## [Work to be completed]
Isolate every line in the records below with "text" in it.

= = = =

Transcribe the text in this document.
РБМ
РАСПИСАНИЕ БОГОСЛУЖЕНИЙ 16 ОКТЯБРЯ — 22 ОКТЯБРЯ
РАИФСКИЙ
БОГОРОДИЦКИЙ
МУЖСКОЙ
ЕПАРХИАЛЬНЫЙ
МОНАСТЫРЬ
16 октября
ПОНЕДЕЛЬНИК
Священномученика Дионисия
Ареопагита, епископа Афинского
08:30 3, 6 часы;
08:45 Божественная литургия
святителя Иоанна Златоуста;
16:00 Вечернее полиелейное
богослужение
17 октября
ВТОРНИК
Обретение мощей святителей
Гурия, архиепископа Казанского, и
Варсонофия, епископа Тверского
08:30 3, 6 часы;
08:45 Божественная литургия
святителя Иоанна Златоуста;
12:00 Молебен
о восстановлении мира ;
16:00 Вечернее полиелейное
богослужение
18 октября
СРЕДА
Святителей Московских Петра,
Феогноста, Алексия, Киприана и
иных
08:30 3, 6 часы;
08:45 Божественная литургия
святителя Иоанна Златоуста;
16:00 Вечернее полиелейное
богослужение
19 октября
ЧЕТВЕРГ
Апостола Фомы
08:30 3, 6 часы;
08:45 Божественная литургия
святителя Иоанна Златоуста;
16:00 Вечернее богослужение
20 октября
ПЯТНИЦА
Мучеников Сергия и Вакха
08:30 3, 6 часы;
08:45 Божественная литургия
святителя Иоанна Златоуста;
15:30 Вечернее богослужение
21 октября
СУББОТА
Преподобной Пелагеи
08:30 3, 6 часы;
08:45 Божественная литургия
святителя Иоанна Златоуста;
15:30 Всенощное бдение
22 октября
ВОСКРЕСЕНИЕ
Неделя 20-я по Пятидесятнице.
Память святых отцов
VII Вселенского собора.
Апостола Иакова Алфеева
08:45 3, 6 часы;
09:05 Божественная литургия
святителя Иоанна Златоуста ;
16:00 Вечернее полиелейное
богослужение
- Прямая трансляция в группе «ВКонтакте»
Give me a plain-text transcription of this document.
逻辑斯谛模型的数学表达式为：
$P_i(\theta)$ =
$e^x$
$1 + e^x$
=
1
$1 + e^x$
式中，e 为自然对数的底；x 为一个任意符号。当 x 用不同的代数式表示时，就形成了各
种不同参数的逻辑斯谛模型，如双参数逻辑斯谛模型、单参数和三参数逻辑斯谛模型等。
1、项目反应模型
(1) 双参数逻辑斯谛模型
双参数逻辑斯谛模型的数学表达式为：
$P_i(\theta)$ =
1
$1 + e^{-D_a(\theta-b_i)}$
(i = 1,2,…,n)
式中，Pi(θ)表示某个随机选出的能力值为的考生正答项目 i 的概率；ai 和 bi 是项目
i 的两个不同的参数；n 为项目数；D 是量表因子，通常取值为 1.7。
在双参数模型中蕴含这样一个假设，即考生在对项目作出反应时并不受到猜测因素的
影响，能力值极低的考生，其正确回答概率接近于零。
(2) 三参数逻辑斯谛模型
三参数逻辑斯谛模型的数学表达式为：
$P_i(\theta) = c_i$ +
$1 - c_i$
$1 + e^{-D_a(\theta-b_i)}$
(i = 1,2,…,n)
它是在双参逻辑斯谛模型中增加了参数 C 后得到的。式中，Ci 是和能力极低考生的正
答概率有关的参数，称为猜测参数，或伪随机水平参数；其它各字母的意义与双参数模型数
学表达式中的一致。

= = = =

## [Response for this exercise]
Transcribe the text in this document.
Give me a plain-text transcription of this document.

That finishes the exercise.